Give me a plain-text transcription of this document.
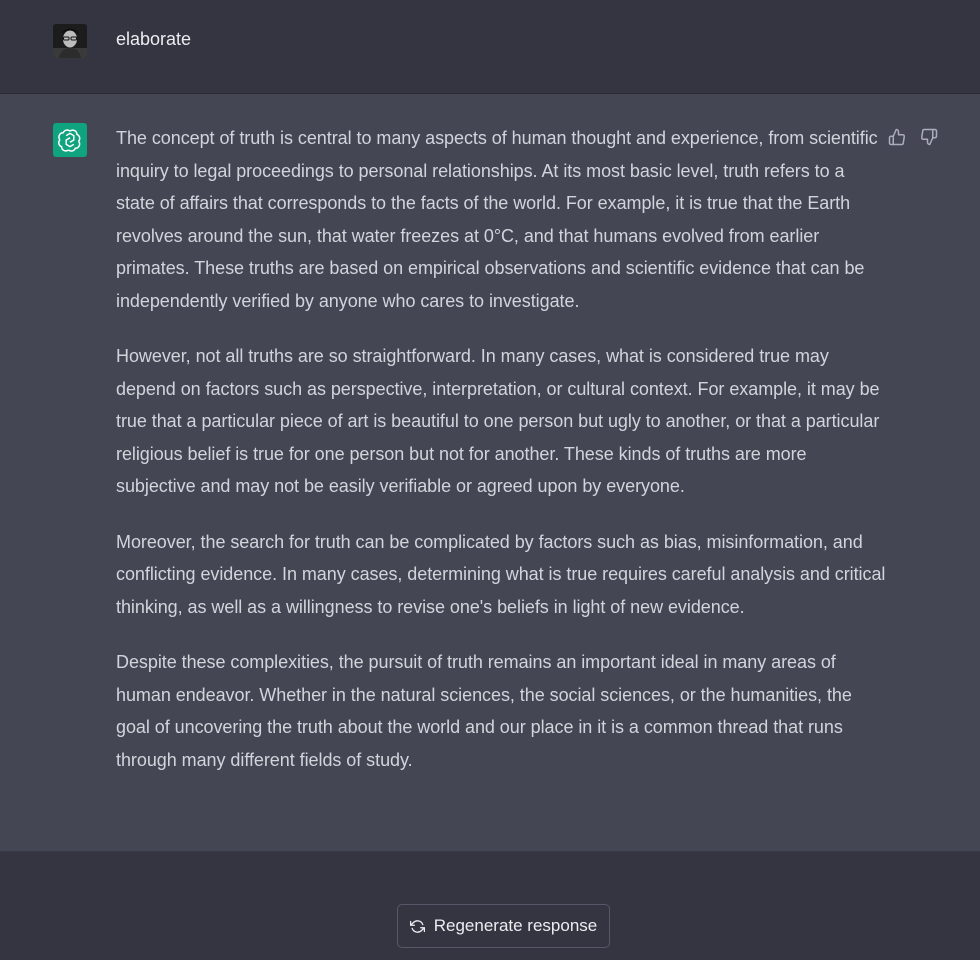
elaborate

The concept of truth is central to many aspects of human thought and experience, from scientific inquiry to legal proceedings to personal relationships. At its most basic level, truth refers to a state of affairs that corresponds to the facts of the world. For example, it is true that the Earth revolves around the sun, that water freezes at 0°C, and that humans evolved from earlier primates. These truths are based on empirical observations and scientific evidence that can be independently verified by anyone who cares to investigate.

However, not all truths are so straightforward. In many cases, what is considered true may depend on factors such as perspective, interpretation, or cultural context. For example, it may be true that a particular piece of art is beautiful to one person but ugly to another, or that a particular religious belief is true for one person but not for another. These kinds of truths are more subjective and may not be easily verifiable or agreed upon by everyone.

Moreover, the search for truth can be complicated by factors such as bias, misinformation, and conflicting evidence. In many cases, determining what is true requires careful analysis and critical thinking, as well as a willingness to revise one's beliefs in light of new evidence.

Despite these complexities, the pursuit of truth remains an important ideal in many areas of human endeavor. Whether in the natural sciences, the social sciences, or the humanities, the goal of uncovering the truth about the world and our place in it is a common thread that runs through many different fields of study.

Regenerate response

◇ ◇ ◇

#### [STATED GOAL]
Leave out all images, then reproduce the entries above exactly.

#### [RESPONSE FOR THIS EXERCISE]
Give me a plain-text transcription of this document.
elaborate

The concept of truth is central to many aspects of human thought and experience, from scientific inquiry to legal proceedings to personal relationships. At its most basic level, truth refers to a state of affairs that corresponds to the facts of the world. For example, it is true that the Earth revolves around the sun, that water freezes at 0°C, and that humans evolved from earlier primates. These truths are based on empirical observations and scientific evidence that can be independently verified by anyone who cares to investigate.

However, not all truths are so straightforward. In many cases, what is considered true may depend on factors such as perspective, interpretation, or cultural context. For example, it may be true that a particular piece of art is beautiful to one person but ugly to another, or that a particular religious belief is true for one person but not for another. These kinds of truths are more subjective and may not be easily verifiable or agreed upon by everyone.

Moreover, the search for truth can be complicated by factors such as bias, misinformation, and conflicting evidence. In many cases, determining what is true requires careful analysis and critical thinking, as well as a willingness to revise one's beliefs in light of new evidence.

Despite these complexities, the pursuit of truth remains an important ideal in many areas of human endeavor. Whether in the natural sciences, the social sciences, or the humanities, the goal of uncovering the truth about the world and our place in it is a common thread that runs through many different fields of study.

Regenerate response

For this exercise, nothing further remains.